── Material supplied

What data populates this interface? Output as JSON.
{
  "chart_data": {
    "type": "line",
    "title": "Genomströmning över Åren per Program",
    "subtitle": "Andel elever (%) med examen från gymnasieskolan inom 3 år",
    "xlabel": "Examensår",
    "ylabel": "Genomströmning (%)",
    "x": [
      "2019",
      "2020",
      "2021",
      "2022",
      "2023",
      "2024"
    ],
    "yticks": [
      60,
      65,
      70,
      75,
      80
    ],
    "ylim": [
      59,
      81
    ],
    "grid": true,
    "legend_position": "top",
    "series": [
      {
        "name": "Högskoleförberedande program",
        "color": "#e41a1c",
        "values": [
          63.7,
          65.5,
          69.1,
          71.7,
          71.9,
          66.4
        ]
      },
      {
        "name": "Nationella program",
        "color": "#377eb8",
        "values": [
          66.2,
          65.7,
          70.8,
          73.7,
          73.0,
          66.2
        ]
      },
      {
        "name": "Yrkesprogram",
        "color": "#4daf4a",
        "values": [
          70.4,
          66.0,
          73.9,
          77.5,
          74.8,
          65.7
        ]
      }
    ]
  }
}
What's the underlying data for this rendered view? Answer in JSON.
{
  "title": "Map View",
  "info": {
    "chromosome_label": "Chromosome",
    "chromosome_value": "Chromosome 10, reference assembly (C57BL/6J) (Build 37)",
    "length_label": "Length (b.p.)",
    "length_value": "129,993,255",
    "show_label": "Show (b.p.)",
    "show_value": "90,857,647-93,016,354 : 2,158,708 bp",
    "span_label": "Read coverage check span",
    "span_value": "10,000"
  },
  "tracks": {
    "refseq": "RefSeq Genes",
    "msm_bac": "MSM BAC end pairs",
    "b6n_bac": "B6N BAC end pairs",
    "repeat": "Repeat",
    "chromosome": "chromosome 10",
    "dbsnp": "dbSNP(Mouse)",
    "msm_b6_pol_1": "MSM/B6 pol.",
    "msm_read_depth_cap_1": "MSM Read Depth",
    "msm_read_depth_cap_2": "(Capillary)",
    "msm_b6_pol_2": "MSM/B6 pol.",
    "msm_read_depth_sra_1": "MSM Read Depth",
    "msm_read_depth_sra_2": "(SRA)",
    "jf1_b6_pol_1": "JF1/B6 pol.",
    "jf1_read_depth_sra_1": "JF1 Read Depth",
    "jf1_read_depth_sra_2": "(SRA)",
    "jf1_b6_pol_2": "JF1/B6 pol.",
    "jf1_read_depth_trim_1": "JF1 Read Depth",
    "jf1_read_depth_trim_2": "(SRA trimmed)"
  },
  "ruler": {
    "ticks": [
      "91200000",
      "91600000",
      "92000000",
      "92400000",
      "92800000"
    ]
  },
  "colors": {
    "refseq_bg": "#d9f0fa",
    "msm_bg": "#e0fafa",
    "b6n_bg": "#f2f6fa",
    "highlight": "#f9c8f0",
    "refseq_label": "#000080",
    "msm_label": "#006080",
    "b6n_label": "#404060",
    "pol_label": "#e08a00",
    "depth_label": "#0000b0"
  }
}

────

◆ Task brief ◆
Say each line again exactly as it appears above.

◆ Response area ◆
What data populates this interface? Output as JSON.
{
  "chart_data": {
    "type": "line",
    "title": "Genomströmning över Åren per Program",
    "subtitle": "Andel elever (%) med examen från gymnasieskolan inom 3 år",
    "xlabel": "Examensår",
    "ylabel": "Genomströmning (%)",
    "x": [
      "2019",
      "2020",
      "2021",
      "2022",
      "2023",
      "2024"
    ],
    "yticks": [
      60,
      65,
      70,
      75,
      80
    ],
    "ylim": [
      59,
      81
    ],
    "grid": true,
    "legend_position": "top",
    "series": [
      {
        "name": "Högskoleförberedande program",
        "color": "#e41a1c",
        "values": [
          63.7,
          65.5,
          69.1,
          71.7,
          71.9,
          66.4
        ]
      },
      {
        "name": "Nationella program",
        "color": "#377eb8",
        "values": [
          66.2,
          65.7,
          70.8,
          73.7,
          73.0,
          66.2
        ]
      },
      {
        "name": "Yrkesprogram",
        "color": "#4daf4a",
        "values": [
          70.4,
          66.0,
          73.9,
          77.5,
          74.8,
          65.7
        ]
      }
    ]
  }
}
What's the underlying data for this rendered view? Answer in JSON.
{
  "title": "Map View",
  "info": {
    "chromosome_label": "Chromosome",
    "chromosome_value": "Chromosome 10, reference assembly (C57BL/6J) (Build 37)",
    "length_label": "Length (b.p.)",
    "length_value": "129,993,255",
    "show_label": "Show (b.p.)",
    "show_value": "90,857,647-93,016,354 : 2,158,708 bp",
    "span_label": "Read coverage check span",
    "span_value": "10,000"
  },
  "tracks": {
    "refseq": "RefSeq Genes",
    "msm_bac": "MSM BAC end pairs",
    "b6n_bac": "B6N BAC end pairs",
    "repeat": "Repeat",
    "chromosome": "chromosome 10",
    "dbsnp": "dbSNP(Mouse)",
    "msm_b6_pol_1": "MSM/B6 pol.",
    "msm_read_depth_cap_1": "MSM Read Depth",
    "msm_read_depth_cap_2": "(Capillary)",
    "msm_b6_pol_2": "MSM/B6 pol.",
    "msm_read_depth_sra_1": "MSM Read Depth",
    "msm_read_depth_sra_2": "(SRA)",
    "jf1_b6_pol_1": "JF1/B6 pol.",
    "jf1_read_depth_sra_1": "JF1 Read Depth",
    "jf1_read_depth_sra_2": "(SRA)",
    "jf1_b6_pol_2": "JF1/B6 pol.",
    "jf1_read_depth_trim_1": "JF1 Read Depth",
    "jf1_read_depth_trim_2": "(SRA trimmed)"
  },
  "ruler": {
    "ticks": [
      "91200000",
      "91600000",
      "92000000",
      "92400000",
      "92800000"
    ]
  },
  "colors": {
    "refseq_bg": "#d9f0fa",
    "msm_bg": "#e0fafa",
    "b6n_bg": "#f2f6fa",
    "highlight": "#f9c8f0",
    "refseq_label": "#000080",
    "msm_label": "#006080",
    "b6n_label": "#404060",
    "pol_label": "#e08a00",
    "depth_label": "#0000b0"
  }
}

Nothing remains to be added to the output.